Look through the material below. Copy every line with the string "关键技术与创新点" in it.

- Data section
-------------------------
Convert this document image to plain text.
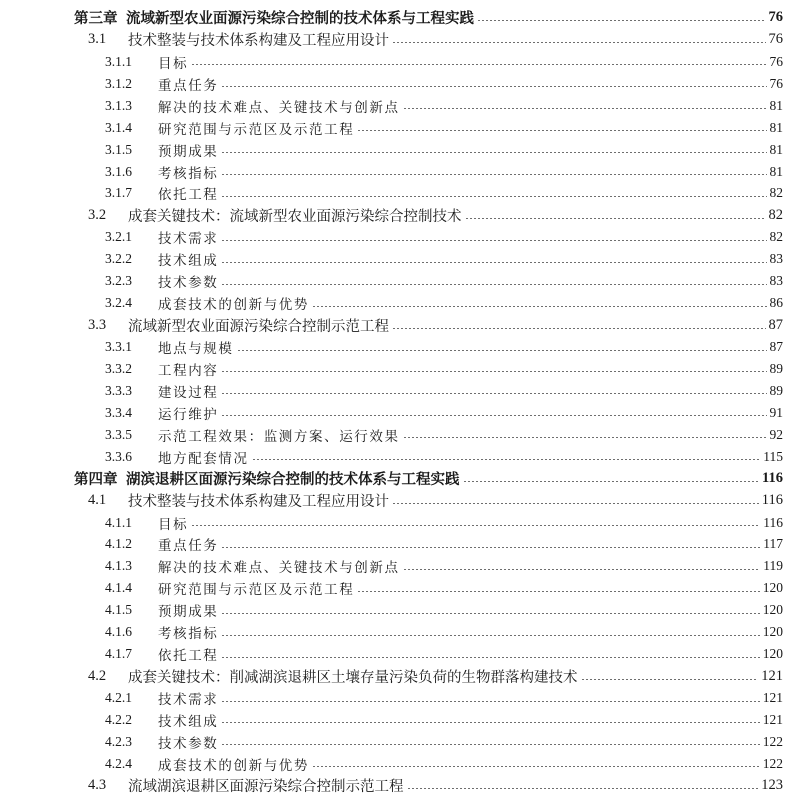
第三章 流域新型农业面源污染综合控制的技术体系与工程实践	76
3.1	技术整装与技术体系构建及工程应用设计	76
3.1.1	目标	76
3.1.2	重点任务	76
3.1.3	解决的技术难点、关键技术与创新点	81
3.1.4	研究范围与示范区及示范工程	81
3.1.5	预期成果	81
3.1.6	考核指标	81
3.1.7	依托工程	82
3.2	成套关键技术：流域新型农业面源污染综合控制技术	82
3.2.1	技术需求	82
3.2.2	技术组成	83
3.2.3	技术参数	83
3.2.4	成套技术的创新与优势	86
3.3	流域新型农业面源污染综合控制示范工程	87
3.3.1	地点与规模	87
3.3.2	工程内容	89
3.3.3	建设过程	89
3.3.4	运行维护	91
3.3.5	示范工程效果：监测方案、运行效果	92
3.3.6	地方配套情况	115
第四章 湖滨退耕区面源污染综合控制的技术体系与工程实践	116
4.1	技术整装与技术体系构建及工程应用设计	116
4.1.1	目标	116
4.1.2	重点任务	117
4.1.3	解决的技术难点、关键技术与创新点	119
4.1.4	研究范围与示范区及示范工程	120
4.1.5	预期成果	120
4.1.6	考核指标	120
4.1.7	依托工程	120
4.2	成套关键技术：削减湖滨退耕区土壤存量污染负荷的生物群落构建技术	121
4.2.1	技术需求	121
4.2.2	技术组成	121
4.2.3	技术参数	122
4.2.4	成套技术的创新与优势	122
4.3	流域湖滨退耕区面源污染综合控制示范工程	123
-------------------------
- Exercise response
3.1.3	解决的技术难点、关键技术与创新点	81
4.1.3	解决的技术难点、关键技术与创新点	119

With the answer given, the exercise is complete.